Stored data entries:
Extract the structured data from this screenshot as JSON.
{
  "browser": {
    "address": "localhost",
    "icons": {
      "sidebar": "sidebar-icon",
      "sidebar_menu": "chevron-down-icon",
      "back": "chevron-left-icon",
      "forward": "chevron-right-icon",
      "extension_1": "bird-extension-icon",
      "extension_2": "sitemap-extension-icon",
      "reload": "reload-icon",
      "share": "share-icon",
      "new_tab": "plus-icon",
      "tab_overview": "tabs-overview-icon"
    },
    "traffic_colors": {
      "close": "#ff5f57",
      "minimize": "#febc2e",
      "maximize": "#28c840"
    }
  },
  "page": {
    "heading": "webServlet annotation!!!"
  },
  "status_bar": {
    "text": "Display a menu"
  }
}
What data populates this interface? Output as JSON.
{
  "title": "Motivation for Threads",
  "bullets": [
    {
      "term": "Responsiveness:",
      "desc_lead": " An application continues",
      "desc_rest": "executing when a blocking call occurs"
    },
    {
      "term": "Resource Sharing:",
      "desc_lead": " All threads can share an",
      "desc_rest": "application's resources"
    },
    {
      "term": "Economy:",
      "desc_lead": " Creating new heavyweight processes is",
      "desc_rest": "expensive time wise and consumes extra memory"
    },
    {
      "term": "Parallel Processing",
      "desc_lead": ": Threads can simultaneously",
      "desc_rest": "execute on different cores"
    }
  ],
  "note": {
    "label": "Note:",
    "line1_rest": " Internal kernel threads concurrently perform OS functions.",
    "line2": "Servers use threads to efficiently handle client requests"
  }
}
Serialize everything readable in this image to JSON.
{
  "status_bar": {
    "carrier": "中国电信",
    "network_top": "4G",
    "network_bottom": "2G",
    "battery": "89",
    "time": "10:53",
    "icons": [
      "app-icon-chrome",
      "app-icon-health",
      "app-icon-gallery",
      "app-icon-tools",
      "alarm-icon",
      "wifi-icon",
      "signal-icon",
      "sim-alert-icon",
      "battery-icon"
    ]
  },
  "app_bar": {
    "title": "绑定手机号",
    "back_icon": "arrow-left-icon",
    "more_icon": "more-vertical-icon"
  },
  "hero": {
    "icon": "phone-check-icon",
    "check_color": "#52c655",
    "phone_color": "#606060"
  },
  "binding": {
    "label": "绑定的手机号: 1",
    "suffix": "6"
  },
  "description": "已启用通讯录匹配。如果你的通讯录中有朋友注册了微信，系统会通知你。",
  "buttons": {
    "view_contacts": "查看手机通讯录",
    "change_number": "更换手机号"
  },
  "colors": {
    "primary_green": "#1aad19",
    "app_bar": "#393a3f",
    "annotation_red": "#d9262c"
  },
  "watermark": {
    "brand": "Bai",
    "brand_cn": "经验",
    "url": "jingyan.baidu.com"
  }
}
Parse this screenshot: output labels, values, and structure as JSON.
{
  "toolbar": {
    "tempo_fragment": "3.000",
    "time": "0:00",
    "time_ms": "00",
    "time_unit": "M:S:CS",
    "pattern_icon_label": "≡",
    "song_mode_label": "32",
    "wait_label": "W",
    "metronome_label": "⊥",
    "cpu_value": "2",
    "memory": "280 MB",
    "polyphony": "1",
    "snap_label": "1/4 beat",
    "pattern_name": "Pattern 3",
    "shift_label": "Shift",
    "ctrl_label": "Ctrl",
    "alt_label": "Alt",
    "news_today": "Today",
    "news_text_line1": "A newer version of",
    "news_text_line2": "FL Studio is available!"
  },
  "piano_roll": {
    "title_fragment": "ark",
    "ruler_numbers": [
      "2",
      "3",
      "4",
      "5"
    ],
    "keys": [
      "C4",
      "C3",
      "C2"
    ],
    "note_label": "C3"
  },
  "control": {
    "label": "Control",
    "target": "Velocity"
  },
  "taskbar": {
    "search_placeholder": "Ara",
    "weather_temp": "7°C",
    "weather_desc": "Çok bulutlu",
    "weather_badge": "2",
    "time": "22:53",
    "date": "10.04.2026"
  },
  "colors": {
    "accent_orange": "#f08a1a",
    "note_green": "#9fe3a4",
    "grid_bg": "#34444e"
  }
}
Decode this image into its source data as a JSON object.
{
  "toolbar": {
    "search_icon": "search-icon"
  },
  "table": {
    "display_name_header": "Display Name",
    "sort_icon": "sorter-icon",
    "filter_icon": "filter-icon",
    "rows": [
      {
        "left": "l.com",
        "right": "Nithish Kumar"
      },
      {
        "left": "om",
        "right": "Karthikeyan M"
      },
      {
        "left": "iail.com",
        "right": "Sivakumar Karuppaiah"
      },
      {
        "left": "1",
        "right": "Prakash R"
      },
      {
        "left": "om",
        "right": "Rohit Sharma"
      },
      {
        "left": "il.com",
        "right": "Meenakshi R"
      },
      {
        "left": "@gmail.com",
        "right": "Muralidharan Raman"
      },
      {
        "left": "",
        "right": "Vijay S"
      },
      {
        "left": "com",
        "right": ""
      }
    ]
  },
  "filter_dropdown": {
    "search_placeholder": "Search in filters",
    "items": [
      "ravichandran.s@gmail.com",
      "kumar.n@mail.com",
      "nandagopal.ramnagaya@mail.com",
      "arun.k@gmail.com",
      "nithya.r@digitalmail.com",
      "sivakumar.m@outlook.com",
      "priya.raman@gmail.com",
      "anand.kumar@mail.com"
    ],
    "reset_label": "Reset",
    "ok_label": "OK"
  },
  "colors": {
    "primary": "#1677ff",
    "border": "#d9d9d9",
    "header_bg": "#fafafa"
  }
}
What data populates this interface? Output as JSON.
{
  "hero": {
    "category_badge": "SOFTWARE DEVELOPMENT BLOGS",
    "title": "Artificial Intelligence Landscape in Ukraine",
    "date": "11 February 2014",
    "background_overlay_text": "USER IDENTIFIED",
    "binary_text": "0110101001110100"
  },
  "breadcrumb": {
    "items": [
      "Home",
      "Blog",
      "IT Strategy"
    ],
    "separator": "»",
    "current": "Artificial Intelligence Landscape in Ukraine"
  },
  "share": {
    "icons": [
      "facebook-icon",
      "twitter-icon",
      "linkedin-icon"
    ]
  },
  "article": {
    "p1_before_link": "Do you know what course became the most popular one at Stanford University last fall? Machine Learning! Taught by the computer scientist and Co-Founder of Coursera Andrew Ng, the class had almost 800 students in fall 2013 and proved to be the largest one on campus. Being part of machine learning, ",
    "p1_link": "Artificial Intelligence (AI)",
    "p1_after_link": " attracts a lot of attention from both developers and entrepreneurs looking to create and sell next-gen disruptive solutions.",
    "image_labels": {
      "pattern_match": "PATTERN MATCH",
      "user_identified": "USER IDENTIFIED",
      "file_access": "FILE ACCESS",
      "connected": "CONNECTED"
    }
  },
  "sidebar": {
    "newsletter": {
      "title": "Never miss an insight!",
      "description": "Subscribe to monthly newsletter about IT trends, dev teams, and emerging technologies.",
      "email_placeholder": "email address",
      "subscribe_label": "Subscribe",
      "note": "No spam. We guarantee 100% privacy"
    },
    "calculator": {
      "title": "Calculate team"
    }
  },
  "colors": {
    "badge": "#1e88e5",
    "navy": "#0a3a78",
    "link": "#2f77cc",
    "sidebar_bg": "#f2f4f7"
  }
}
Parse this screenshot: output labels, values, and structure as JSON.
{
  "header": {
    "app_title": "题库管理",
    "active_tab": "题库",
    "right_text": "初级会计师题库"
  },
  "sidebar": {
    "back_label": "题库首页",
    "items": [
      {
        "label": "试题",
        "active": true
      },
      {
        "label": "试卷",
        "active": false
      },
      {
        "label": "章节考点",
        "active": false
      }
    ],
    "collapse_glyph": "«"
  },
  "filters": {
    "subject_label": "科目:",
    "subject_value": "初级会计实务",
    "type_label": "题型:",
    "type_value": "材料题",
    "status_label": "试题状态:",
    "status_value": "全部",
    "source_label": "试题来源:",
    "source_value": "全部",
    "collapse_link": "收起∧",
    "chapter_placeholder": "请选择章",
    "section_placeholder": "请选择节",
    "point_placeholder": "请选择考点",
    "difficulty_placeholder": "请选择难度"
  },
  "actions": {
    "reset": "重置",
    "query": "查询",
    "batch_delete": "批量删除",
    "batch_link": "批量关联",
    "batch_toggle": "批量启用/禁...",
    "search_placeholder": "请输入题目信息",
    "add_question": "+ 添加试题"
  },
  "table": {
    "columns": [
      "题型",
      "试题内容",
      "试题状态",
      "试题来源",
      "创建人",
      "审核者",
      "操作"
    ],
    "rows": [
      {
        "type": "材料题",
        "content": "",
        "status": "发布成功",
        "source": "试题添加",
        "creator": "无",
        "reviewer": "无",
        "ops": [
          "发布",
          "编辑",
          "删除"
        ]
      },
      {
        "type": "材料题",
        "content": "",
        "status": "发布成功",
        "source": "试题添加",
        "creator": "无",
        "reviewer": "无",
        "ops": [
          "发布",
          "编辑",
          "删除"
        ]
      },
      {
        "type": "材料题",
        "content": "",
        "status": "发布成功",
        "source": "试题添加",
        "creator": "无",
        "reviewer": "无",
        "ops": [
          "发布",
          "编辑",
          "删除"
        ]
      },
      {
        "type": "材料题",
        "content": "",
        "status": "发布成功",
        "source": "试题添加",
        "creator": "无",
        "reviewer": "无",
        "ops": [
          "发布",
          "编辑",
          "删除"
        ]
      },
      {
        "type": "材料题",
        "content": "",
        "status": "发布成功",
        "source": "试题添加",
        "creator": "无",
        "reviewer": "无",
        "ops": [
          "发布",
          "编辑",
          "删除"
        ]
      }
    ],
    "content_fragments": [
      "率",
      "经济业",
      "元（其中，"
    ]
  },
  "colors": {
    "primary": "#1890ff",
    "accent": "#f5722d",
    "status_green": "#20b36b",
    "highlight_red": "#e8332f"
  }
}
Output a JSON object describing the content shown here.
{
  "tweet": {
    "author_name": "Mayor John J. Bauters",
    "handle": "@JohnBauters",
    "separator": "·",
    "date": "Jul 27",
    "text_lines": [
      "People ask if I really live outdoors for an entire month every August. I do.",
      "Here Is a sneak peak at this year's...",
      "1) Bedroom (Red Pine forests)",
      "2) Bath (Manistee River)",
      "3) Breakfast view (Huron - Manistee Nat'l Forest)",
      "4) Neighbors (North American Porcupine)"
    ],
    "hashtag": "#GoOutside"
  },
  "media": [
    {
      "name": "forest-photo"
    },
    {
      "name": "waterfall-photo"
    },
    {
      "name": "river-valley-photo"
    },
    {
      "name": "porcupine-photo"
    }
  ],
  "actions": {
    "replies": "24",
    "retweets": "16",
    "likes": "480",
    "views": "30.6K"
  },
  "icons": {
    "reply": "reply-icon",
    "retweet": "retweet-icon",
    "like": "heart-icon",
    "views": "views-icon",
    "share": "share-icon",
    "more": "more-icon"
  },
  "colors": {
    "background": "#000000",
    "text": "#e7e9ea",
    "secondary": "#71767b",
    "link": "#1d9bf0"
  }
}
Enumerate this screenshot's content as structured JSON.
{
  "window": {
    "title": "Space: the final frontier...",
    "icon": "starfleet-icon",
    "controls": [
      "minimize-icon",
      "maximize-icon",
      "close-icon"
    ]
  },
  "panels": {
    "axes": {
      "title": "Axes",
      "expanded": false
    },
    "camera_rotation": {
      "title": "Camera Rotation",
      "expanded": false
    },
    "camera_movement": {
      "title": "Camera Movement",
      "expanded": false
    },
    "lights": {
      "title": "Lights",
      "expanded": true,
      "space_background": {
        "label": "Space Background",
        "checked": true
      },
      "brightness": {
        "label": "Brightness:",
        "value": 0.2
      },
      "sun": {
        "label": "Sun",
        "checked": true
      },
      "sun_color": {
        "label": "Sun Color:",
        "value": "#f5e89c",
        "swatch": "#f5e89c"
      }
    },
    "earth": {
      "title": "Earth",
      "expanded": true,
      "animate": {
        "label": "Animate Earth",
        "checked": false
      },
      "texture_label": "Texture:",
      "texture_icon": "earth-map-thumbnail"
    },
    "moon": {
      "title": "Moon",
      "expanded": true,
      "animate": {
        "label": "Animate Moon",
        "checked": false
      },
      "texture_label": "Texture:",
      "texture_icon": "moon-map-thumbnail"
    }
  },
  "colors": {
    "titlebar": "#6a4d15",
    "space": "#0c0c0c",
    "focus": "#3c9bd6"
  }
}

Do this:
Begin with the line containing "Enumerate this screenshot's" and repeat each line exactly until the records above end.

Output of the exercise:
Enumerate this screenshot's content as structured JSON.
{
  "window": {
    "title": "Space: the final frontier...",
    "icon": "starfleet-icon",
    "controls": [
      "minimize-icon",
      "maximize-icon",
      "close-icon"
    ]
  },
  "panels": {
    "axes": {
      "title": "Axes",
      "expanded": false
    },
    "camera_rotation": {
      "title": "Camera Rotation",
      "expanded": false
    },
    "camera_movement": {
      "title": "Camera Movement",
      "expanded": false
    },
    "lights": {
      "title": "Lights",
      "expanded": true,
      "space_background": {
        "label": "Space Background",
        "checked": true
      },
      "brightness": {
        "label": "Brightness:",
        "value": 0.2
      },
      "sun": {
        "label": "Sun",
        "checked": true
      },
      "sun_color": {
        "label": "Sun Color:",
        "value": "#f5e89c",
        "swatch": "#f5e89c"
      }
    },
    "earth": {
      "title": "Earth",
      "expanded": true,
      "animate": {
        "label": "Animate Earth",
        "checked": false
      },
      "texture_label": "Texture:",
      "texture_icon": "earth-map-thumbnail"
    },
    "moon": {
      "title": "Moon",
      "expanded": true,
      "animate": {
        "label": "Animate Moon",
        "checked": false
      },
      "texture_label": "Texture:",
      "texture_icon": "moon-map-thumbnail"
    }
  },
  "colors": {
    "titlebar": "#6a4d15",
    "space": "#0c0c0c",
    "focus": "#3c9bd6"
  }
}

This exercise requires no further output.